*Given task:*
Using the records below, locate all lines containing "watermark" and return them.

*Information given:*
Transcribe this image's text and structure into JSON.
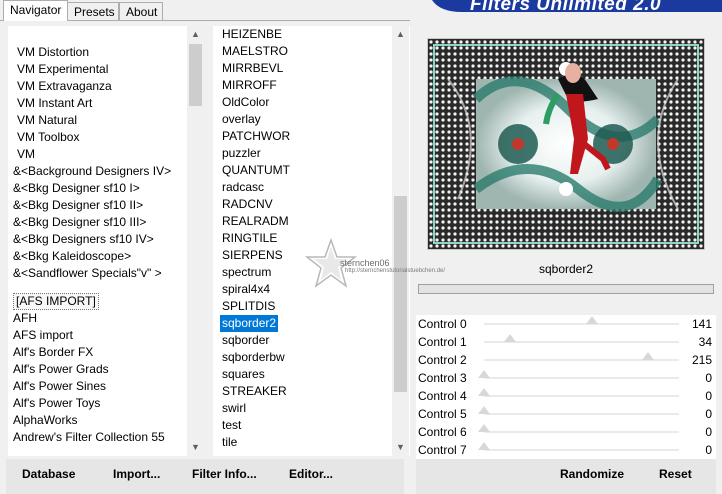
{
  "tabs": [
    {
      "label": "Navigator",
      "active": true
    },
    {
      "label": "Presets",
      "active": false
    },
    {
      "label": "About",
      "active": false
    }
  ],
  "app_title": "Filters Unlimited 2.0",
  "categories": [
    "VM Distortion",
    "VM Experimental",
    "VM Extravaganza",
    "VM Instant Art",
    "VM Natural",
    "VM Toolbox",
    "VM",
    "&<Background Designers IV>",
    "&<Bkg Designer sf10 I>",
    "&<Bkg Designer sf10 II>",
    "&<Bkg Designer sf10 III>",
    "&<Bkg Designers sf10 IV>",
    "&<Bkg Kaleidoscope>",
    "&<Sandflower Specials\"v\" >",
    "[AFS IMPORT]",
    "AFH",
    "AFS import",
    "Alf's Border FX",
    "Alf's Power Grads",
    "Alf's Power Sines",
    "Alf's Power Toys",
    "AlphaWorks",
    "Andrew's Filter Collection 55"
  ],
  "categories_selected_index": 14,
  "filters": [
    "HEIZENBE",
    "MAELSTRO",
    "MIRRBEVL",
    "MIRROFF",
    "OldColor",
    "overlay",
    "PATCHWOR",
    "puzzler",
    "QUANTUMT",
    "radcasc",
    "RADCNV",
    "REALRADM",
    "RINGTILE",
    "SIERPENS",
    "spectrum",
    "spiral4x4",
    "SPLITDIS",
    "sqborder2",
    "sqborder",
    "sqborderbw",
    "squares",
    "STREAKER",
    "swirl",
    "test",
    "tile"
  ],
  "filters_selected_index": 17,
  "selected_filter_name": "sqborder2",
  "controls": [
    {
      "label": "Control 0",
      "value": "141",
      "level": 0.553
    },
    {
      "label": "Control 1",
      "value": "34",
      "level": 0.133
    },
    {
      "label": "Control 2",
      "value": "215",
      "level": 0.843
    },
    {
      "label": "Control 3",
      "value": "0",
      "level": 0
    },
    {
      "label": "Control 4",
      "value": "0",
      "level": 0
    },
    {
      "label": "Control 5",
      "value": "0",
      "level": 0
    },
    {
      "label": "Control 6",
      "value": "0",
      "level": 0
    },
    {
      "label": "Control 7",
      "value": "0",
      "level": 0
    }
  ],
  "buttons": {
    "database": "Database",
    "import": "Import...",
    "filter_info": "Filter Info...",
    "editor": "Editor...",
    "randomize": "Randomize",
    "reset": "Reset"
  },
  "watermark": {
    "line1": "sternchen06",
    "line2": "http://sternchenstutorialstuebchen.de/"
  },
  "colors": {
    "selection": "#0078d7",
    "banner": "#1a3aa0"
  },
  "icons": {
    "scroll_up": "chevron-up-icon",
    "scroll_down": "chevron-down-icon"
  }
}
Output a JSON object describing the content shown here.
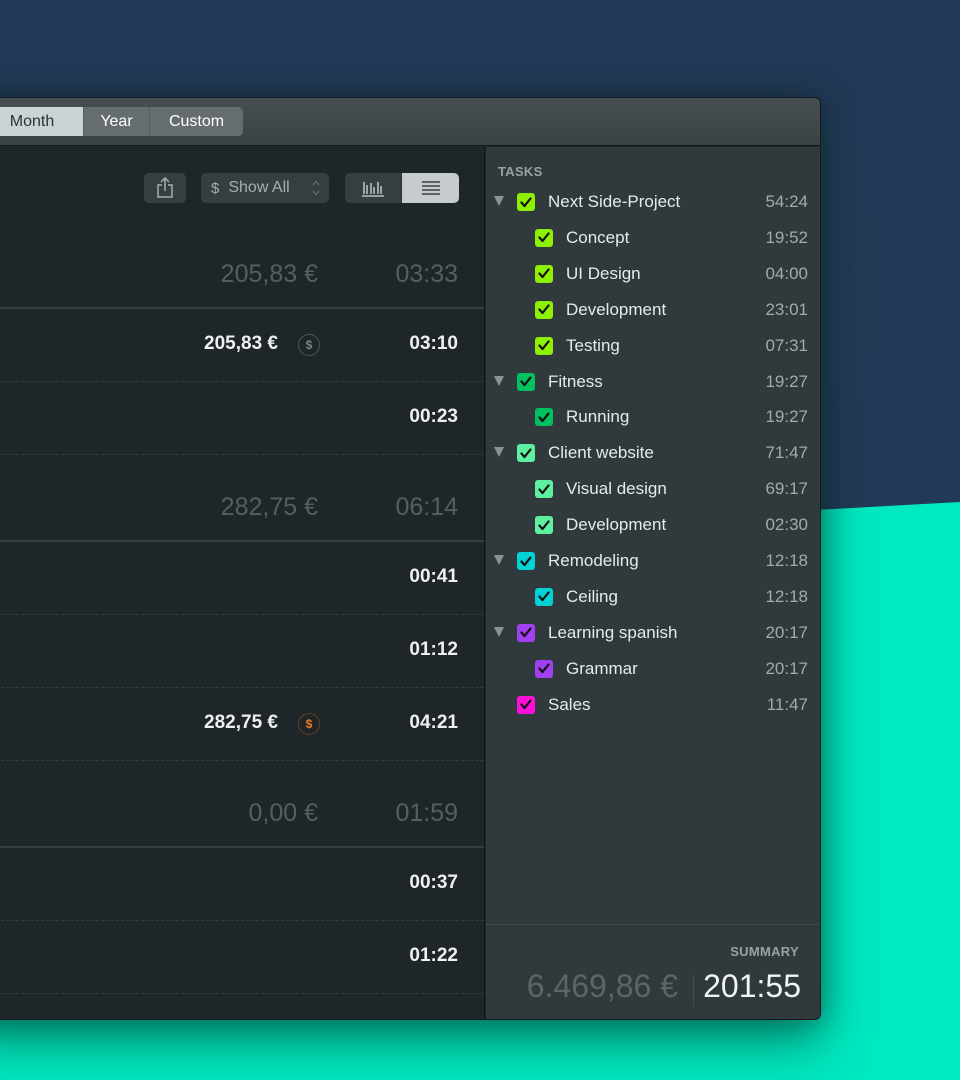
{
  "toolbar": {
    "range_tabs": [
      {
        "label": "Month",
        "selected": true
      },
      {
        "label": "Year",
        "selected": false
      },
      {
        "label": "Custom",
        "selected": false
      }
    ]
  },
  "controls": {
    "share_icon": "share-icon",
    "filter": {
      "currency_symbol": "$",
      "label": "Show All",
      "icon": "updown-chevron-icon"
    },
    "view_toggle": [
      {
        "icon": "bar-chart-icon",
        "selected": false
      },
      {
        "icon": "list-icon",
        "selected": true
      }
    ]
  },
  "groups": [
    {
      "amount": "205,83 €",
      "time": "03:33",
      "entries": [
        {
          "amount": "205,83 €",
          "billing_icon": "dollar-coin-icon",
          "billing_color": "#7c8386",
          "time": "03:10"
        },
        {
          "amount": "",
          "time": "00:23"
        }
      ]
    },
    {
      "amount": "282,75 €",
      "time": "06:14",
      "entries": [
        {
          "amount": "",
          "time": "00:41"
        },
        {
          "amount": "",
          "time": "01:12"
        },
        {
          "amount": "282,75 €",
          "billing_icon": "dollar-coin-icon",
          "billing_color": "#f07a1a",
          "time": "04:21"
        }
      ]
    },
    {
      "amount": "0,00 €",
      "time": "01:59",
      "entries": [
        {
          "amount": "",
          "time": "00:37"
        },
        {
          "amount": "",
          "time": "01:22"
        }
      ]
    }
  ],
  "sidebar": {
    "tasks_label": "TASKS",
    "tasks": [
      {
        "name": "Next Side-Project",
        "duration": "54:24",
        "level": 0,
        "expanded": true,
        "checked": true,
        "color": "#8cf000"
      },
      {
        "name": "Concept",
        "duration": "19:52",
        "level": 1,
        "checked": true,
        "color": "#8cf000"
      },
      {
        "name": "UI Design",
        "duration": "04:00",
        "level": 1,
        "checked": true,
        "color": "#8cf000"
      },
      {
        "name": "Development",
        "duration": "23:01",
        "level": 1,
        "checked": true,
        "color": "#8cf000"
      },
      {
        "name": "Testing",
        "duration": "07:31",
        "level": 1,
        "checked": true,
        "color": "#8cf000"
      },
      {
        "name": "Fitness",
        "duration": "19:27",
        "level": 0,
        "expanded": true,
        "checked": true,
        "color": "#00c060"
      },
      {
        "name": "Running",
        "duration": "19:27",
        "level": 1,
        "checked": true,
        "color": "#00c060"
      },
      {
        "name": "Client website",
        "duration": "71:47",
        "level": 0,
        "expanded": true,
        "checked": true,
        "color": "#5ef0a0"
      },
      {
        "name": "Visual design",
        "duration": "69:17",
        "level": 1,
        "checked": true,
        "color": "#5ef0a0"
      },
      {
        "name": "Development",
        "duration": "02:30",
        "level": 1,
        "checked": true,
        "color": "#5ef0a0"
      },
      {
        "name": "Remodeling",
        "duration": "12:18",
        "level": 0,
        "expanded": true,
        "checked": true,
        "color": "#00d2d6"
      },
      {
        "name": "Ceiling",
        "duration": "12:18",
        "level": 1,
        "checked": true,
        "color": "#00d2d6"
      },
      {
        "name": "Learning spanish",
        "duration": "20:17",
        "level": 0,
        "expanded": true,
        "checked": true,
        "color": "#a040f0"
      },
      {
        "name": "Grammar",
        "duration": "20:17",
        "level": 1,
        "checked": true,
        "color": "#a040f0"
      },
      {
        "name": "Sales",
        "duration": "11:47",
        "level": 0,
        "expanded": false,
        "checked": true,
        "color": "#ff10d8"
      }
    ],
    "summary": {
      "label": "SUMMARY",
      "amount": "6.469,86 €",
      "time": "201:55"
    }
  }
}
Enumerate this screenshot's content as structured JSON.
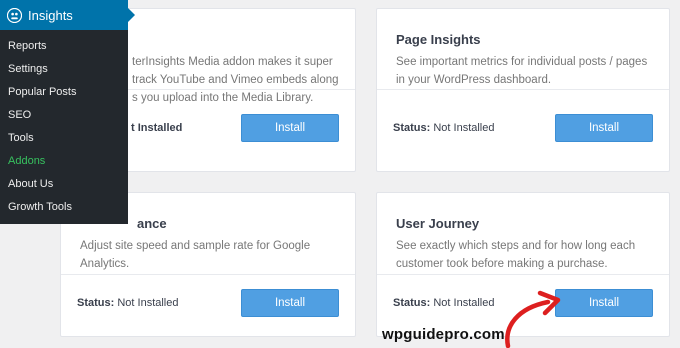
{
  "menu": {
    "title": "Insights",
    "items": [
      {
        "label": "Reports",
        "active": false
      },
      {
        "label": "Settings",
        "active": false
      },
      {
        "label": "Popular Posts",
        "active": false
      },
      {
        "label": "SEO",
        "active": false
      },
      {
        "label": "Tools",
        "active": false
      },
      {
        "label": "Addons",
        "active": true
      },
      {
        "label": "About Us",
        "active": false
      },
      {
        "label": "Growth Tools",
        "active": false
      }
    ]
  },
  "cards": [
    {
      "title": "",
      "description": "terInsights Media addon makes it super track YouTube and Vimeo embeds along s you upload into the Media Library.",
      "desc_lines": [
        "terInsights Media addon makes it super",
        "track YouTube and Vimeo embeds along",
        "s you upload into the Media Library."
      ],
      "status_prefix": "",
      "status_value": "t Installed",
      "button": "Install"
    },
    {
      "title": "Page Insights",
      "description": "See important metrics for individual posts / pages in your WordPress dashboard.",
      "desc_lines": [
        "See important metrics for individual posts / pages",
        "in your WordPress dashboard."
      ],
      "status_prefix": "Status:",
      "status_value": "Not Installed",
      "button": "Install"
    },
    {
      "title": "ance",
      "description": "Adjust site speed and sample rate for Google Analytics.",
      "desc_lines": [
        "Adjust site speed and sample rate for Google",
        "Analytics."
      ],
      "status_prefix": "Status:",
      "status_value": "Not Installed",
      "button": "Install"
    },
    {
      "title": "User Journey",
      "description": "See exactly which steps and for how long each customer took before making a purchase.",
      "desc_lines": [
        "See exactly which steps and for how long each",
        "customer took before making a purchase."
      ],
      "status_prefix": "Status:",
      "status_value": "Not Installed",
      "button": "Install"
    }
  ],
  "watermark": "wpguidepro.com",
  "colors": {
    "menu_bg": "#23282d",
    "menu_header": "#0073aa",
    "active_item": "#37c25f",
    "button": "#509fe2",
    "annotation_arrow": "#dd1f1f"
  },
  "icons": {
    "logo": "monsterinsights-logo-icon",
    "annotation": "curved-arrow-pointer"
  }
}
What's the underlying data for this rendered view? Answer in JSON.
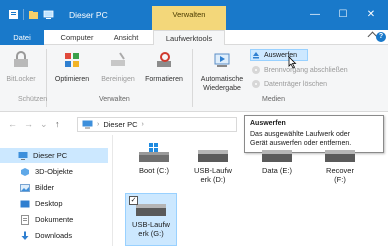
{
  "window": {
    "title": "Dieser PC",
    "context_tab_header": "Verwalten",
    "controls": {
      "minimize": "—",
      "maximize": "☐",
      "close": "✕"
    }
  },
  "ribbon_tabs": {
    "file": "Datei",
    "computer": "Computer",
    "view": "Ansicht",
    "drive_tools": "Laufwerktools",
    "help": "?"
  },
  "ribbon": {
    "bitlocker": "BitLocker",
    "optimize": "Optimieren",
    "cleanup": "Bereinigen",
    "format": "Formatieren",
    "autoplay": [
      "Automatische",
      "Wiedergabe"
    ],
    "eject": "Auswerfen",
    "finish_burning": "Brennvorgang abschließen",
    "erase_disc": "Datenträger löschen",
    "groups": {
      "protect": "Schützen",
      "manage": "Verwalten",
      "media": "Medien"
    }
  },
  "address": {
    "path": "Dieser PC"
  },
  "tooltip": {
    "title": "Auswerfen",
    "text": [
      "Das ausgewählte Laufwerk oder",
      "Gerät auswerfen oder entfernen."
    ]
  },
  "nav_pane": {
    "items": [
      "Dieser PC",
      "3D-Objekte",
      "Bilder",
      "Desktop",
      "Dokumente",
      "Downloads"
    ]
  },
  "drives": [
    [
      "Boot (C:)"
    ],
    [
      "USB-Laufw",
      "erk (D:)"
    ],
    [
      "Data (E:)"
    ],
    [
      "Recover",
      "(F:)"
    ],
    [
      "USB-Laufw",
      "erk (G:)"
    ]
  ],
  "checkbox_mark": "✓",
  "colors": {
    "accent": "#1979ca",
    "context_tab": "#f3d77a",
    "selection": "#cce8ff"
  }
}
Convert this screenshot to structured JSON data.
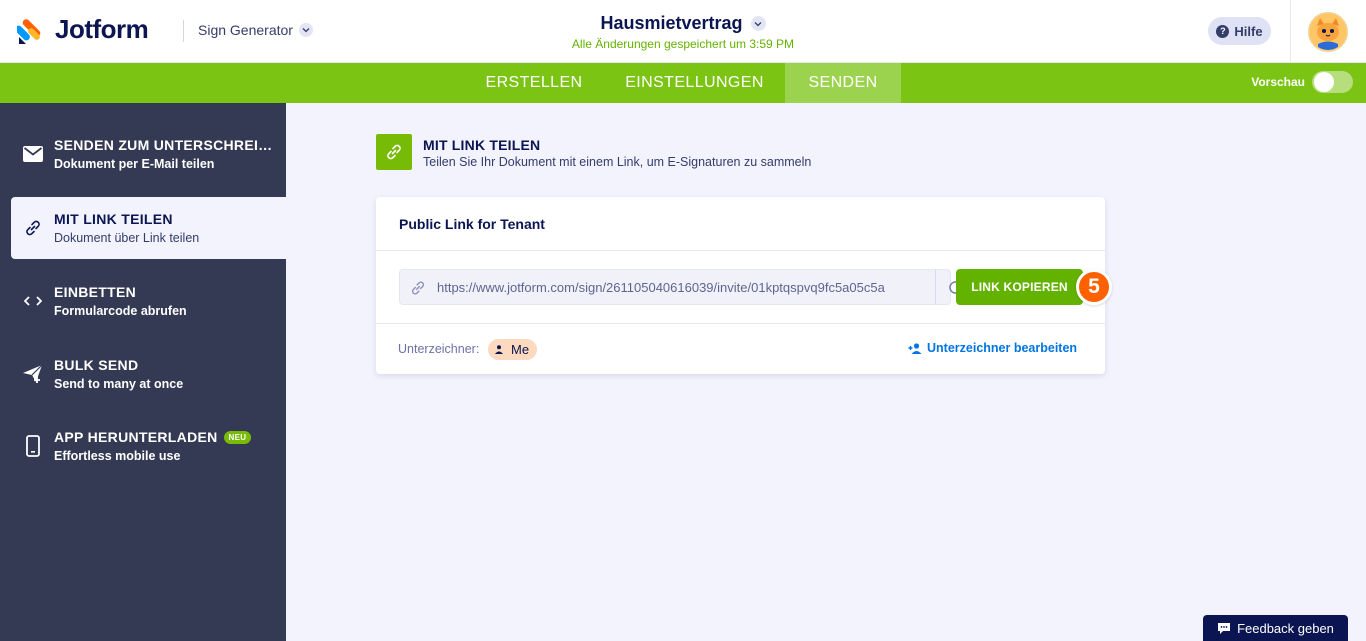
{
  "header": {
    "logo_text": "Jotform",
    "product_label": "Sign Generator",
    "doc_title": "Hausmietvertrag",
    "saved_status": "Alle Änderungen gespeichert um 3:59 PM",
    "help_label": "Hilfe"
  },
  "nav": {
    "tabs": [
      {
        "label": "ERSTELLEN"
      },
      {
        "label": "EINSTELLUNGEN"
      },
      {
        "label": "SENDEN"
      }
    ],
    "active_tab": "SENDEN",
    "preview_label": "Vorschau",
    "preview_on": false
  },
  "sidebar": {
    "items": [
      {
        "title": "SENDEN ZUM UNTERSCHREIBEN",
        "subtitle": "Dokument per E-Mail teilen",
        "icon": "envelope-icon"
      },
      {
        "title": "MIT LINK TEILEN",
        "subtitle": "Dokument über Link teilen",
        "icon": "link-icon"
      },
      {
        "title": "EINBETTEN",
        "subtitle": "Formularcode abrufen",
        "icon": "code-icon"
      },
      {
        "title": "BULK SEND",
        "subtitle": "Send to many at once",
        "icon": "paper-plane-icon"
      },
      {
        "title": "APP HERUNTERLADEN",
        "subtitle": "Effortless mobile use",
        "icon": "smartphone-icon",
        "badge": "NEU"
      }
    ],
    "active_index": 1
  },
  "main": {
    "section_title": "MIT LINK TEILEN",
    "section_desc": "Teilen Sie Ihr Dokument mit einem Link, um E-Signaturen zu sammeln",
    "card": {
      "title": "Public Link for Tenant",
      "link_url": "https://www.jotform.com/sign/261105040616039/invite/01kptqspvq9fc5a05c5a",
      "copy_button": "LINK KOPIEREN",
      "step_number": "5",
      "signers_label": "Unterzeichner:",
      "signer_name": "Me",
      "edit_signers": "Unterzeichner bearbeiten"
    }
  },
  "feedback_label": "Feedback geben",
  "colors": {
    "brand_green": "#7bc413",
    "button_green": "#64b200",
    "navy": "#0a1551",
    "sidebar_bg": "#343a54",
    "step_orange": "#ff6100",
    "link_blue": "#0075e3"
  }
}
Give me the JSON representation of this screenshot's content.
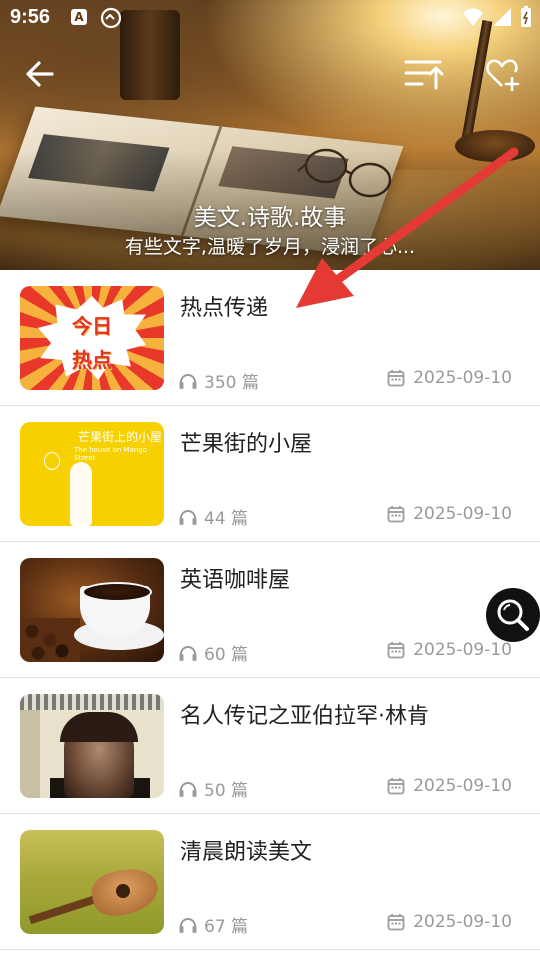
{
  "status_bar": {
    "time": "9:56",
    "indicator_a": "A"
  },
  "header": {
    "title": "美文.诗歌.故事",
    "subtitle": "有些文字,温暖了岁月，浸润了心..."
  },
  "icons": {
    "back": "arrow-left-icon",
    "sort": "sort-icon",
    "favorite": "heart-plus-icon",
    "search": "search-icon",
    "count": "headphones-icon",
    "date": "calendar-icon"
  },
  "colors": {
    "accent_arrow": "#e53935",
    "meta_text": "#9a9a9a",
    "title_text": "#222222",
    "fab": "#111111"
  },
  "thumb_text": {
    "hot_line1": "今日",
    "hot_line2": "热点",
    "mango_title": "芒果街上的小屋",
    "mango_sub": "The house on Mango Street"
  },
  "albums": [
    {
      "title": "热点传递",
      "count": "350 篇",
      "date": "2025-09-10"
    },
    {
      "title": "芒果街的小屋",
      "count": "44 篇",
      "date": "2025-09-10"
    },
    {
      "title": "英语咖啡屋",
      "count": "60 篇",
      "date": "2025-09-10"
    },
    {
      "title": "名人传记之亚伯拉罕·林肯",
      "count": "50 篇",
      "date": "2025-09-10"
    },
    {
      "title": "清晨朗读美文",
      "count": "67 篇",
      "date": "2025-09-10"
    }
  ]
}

*Output of the exercise:*
  "watermark": {
  "watermark": "wpguidepro.com",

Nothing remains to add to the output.